Pick out every line that holds the string "Edge" and copy it.

→ **Material for this task**
■ ■ ■ ■ ■
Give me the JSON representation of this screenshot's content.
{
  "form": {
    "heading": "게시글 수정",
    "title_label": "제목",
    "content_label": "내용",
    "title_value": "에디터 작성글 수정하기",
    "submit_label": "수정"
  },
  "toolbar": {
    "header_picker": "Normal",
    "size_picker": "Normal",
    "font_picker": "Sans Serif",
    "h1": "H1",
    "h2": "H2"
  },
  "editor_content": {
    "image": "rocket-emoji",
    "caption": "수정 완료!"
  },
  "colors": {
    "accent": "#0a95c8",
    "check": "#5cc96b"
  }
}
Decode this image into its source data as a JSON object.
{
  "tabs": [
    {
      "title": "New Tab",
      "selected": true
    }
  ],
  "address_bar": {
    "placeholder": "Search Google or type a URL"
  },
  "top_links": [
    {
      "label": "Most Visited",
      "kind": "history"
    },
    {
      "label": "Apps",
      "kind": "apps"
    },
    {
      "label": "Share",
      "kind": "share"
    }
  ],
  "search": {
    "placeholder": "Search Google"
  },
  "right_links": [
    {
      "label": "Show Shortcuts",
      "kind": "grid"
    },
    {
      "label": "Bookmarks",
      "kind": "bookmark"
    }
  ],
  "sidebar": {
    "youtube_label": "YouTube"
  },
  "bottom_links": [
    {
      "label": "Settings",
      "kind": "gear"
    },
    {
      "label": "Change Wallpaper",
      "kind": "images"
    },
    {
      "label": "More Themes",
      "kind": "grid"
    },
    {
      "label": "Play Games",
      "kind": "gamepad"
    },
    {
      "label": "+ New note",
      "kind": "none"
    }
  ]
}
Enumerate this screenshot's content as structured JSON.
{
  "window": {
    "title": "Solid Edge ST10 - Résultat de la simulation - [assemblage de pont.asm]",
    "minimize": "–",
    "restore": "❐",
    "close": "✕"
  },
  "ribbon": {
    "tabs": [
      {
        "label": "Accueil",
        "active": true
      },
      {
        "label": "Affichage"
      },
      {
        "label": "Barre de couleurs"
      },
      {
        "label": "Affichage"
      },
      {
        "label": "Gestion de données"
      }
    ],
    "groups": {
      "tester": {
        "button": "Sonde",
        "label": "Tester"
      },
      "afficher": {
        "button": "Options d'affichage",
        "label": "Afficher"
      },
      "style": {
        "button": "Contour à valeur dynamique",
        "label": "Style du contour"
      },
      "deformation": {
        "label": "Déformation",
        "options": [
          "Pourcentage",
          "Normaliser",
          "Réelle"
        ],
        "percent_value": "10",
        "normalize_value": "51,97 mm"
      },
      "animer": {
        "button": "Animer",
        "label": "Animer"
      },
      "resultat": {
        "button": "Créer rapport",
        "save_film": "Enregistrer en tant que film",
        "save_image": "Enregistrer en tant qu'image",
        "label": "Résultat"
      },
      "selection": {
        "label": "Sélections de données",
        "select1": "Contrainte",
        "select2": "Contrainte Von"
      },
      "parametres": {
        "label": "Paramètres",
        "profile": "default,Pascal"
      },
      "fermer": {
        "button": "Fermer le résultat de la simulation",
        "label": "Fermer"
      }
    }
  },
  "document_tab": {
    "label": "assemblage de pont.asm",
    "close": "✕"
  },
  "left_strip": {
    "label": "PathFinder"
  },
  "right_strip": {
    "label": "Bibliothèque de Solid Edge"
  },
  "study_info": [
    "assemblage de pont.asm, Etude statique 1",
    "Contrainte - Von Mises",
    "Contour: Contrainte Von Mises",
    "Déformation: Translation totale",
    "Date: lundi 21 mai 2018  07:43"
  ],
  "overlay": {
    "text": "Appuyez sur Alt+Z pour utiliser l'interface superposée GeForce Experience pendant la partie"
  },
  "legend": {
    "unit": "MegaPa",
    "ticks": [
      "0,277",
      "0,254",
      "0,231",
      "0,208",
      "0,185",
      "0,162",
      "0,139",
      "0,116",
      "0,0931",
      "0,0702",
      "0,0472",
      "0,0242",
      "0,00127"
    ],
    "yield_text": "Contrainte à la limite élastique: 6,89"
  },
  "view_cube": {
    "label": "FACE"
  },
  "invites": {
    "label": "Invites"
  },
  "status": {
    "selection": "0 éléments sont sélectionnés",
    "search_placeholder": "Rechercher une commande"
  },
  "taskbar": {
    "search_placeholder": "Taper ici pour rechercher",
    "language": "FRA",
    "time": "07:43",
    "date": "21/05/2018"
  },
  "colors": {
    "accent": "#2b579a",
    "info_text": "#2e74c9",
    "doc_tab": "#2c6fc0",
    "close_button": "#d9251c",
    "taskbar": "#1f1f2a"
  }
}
■ ■ ■ ■ ■
→ **Solution to this problem**
    "title": "Solid Edge ST10 - Résultat de la simulation - [assemblage de pont.asm]",
    "label": "Bibliothèque de Solid Edge"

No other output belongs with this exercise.